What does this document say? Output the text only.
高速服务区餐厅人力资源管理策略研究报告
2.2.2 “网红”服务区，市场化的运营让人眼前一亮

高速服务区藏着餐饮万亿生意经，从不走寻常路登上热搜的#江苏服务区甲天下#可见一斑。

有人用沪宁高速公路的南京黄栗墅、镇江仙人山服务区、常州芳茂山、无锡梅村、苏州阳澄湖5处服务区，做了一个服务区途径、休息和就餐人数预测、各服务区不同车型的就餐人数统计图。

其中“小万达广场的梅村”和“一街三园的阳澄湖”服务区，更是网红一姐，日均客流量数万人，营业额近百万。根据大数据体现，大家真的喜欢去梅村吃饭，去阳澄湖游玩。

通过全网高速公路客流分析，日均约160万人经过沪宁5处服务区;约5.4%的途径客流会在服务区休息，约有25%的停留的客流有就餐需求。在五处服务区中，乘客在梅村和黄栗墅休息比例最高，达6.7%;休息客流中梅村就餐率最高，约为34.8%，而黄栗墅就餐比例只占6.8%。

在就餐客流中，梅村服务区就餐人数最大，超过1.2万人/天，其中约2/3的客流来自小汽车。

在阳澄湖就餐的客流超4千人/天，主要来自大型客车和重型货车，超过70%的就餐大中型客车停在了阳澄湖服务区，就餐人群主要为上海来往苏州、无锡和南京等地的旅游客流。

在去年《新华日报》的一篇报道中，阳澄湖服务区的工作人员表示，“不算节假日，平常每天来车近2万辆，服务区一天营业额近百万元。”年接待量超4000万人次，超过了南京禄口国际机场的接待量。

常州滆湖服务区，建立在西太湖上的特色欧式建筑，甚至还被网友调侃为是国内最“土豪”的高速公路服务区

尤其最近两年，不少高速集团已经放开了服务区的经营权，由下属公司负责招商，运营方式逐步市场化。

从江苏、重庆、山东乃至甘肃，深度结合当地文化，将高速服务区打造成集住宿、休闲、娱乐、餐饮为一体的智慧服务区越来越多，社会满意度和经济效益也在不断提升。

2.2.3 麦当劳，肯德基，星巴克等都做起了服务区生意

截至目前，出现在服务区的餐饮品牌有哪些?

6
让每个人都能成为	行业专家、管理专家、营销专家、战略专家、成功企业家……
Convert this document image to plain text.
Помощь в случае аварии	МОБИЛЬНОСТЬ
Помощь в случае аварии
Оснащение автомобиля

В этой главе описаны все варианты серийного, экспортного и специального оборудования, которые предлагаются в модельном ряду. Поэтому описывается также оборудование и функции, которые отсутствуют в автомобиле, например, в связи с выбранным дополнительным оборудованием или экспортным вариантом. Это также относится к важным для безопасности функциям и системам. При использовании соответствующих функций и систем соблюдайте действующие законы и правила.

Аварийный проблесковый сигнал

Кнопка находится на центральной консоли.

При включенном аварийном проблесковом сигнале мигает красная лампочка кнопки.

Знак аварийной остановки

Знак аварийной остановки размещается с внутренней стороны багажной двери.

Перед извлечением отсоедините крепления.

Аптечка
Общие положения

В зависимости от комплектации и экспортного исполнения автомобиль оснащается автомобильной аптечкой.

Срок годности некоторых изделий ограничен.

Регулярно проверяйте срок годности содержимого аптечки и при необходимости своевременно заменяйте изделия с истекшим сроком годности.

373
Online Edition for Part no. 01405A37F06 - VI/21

————

*SET TASK*
The required output is the exact sequence of lines from the one containing "Convert this document image to plain text." through the end of the listing, both endpoints included.

*ANSWER BELOW*
Convert this document image to plain text.
Помощь в случае аварии	МОБИЛЬНОСТЬ
Помощь в случае аварии
Оснащение автомобиля

В этой главе описаны все варианты серийного, экспортного и специального оборудования, которые предлагаются в модельном ряду. Поэтому описывается также оборудование и функции, которые отсутствуют в автомобиле, например, в связи с выбранным дополнительным оборудованием или экспортным вариантом. Это также относится к важным для безопасности функциям и системам. При использовании соответствующих функций и систем соблюдайте действующие законы и правила.

Аварийный проблесковый сигнал

Кнопка находится на центральной консоли.

При включенном аварийном проблесковом сигнале мигает красная лампочка кнопки.

Знак аварийной остановки

Знак аварийной остановки размещается с внутренней стороны багажной двери.

Перед извлечением отсоедините крепления.

Аптечка
Общие положения

В зависимости от комплектации и экспортного исполнения автомобиль оснащается автомобильной аптечкой.

Срок годности некоторых изделий ограничен.

Регулярно проверяйте срок годности содержимого аптечки и при необходимости своевременно заменяйте изделия с истекшим сроком годности.

373
Online Edition for Part no. 01405A37F06 - VI/21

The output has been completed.